## [TASK STATEMENT]
Copy every line that holds "everything".

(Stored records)

────────────────

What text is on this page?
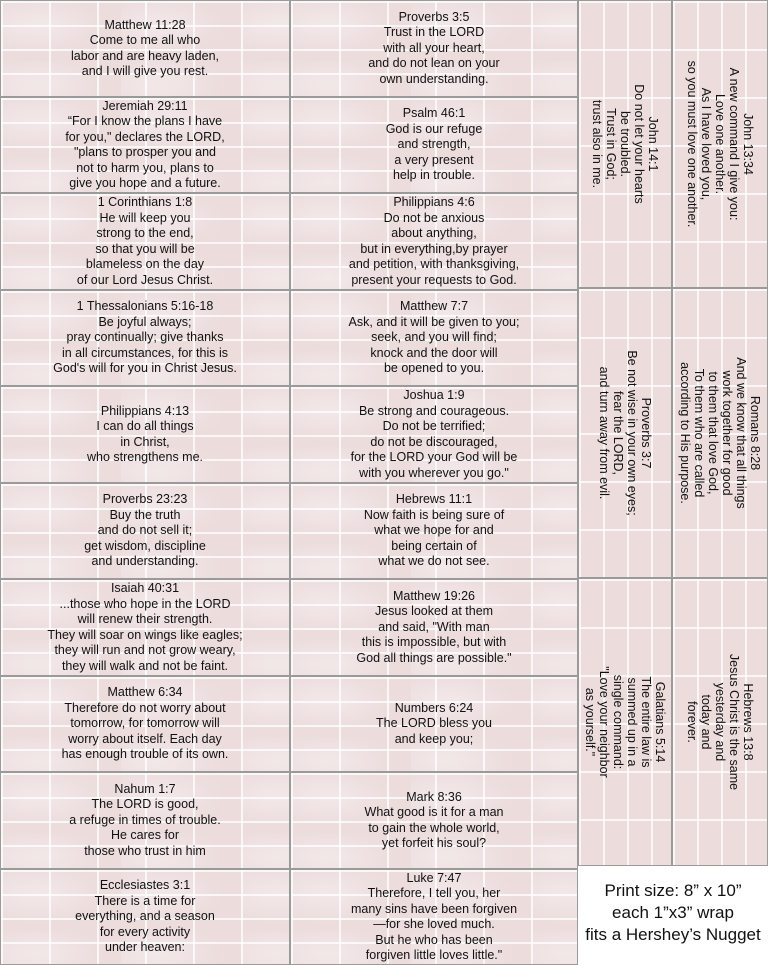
Matthew 11:28
Come to me all who
labor and are heavy laden,
and I will give you rest.
Jeremiah 29:11
“For I know the plans I have
for you," declares the LORD,
"plans to prosper you and
not to harm you, plans to
give you hope and a future.
1 Corinthians 1:8
He will keep you
strong to the end,
so that you will be
blameless on the day
of our Lord Jesus Christ.
1 Thessalonians 5:16-18
Be joyful always;
pray continually; give thanks
in all circumstances, for this is
God's will for you in Christ Jesus.
Philippians 4:13
I can do all things
in Christ,
who strengthens me.
Proverbs 23:23
Buy the truth
and do not sell it;
get wisdom, discipline
and understanding.
Isaiah 40:31
...those who hope in the LORD
will renew their strength.
They will soar on wings like eagles;
they will run and not grow weary,
they will walk and not be faint.
Matthew 6:34
Therefore do not worry about
tomorrow, for tomorrow will
worry about itself. Each day
has enough trouble of its own.
Nahum 1:7
The LORD is good,
a refuge in times of trouble.
He cares for
those who trust in him
Ecclesiastes 3:1
There is a time for
everything, and a season
for every activity
under heaven:
Proverbs 3:5
Trust in the LORD
with all your heart,
and do not lean on your
own understanding.
Psalm 46:1
God is our refuge
and strength,
a very present
help in trouble.
Philippians 4:6
Do not be anxious
about anything,
but in everything,by prayer
and petition, with thanksgiving,
present your requests to God.
Matthew 7:7
Ask, and it will be given to you;
seek, and you will find;
knock and the door will
be opened to you.
Joshua 1:9
Be strong and courageous.
Do not be terrified;
do not be discouraged,
for the LORD your God will be
with you wherever you go."
Hebrews 11:1
Now faith is being sure of
what we hope for and
being certain of
what we do not see.
Matthew 19:26
Jesus looked at them
and said, "With man
this is impossible, but with
God all things are possible."
Numbers 6:24
The LORD bless you
and keep you;
Mark 8:36
What good is it for a man
to gain the whole world,
yet forfeit his soul?
Luke 7:47
Therefore, I tell you, her
many sins have been forgiven
—for she loved much.
But he who has been
forgiven little loves little."
John 13:34
A new command I give you:
Love one another.
As I have loved you,
so you must love one another.
John 14:1
Do not let your hearts
be troubled.
Trust in God;
trust also in me.
Romans 8:28
And we know that all things
work together for good
to them that love God,
To them who are called
according to His purpose.
Proverbs 3:7
Be not wise in your own eyes;
fear the LORD,
and turn away from evil.
Hebrews 13:8
Jesus Christ is the same
yesterday and
today and
forever.
Galatians 5:14
The entire law is
summed up in a
single command:
"Love your neighbor
as yourself."
Print size: 8” x 10”
each 1”x3” wrap
fits a Hershey’s Nugget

────────────────

## [EXPECTED ANSWER]
everything, and a season
but in everything,by prayer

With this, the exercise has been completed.